■ Textauszug ■

Ein etwas frivoler Milliardär hat Lust, in das Kunstverständnis der Vielen
einzugreifen. Er kauft ein mit Goldfarbe bemaltes Fundstück aus einer
Deponie und bezahlt dafür das Hundertfache des üblichen Preises. Das
macht er nicht geheim, sondern öffentlich in einem Auktionshaus (das
an diesem Tag vielleicht keinen einzigen Kunstkritiker einlädt) und
beunruhigt dadurch – längerfristig – die Urteile und Preise am Kunstmarkt.
Der glückliche Künstler erzählt den Medien, dass ihm der Kunstmarkt
eigentlich egal ist und er für Typen wie den besagten Milliardär eine Art
Auftragskunst durchführt. Der zynische Geldsack wiederum genießt
seine Geldverschwendung als einen Zuwachs an Souveränität. Er
fühlt sich dem Kunstexperten und dem normalen Betrachter turmhoch
überlegen. Dieses – unlustige – Affentheater entschlüsselt das Buch
„Siegerkunst – Neuer Adel, teure Lust“ von Wolfgang Ullrich. Das
Buch ist unpolemisch und voller Argumente.
Ullrich vergleicht Siegerkunst vielsagend mit Museumskunst.
Die Museen waren es bisher, die die Werke beurteilten und allen
Aktionen, die Preise in die Höhe zu treiben, einen Riegel vorschoben.
„Was im Museum ist“, schreibt Ullrich, „darf keine Ware mehr sein,
weckt keine spekulativen Fantasien, hat keinen obszönen Charakter“
(a.a.O., Berlin 5. Auflage 2016, S. 10) Gegen diese Absicherung von
Kunst stürmt jetzt die Siegerkunst an. Aber auch von staatlicher Seite
droht Gefahr, wenn die fortgeschrittenen Länder künftig weniger Geld
für ihre Kunstmuseen ausgeben, nur weil sie sehen, dass das
allgemeine Interesse für Moderne Kunst im Keller bleibt.
Foto: Wolfgang Ullrich
Als Kunsthistoriker erhellt Ullrich den Umgang mit Kunst auch im
großen Zeitraum. „Dagegen werden Eigentümer manchmal auch
rauchend oder trinkend neben ihren Werken gezeigt (…) viel häufiger
jedoch werden sie frontal vor den Werken abgebildet; sie schirmen die
Kunst gleichsam ab“ (a.a.O., S, 25) Der Renaissance – Fürst oder
der Barock – Fürst präsentiert sich als Besitzer. Für ihn wurde die Kunst
geschaffen und er allein besaß die Kunst. Ullrich erinnert daran,
dass man den „Rezipienten“, der das Werk nur geistig in Besitz nimmt,
erst im 19. Jahrhundert aufgewertet hat. Erst die bürgerliche Theorie
von damals hat die Bedeutung des gebildeten Kunstbetrachters
sehr erhöht. Sodass kein Mensch mehr danach fragte, wem der
Rembrandt im Museum gehört, den alle Besucher vom persönlichen
Anschauen her kannten.

■ Angezeigte Informationen ■
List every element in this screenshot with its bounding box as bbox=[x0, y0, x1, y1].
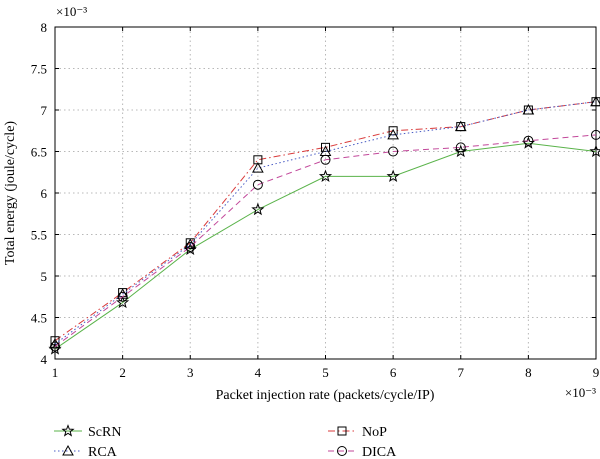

■ Aufgabenstellung ■
Seit welchem Jahrhundert wird laut dem Textauszug der „Rezipient“, der das Werk nur geistig in Besitz nimmt, aufgewertet?

■ Endergebnis ■
Seit dem 19. Jahrhundert.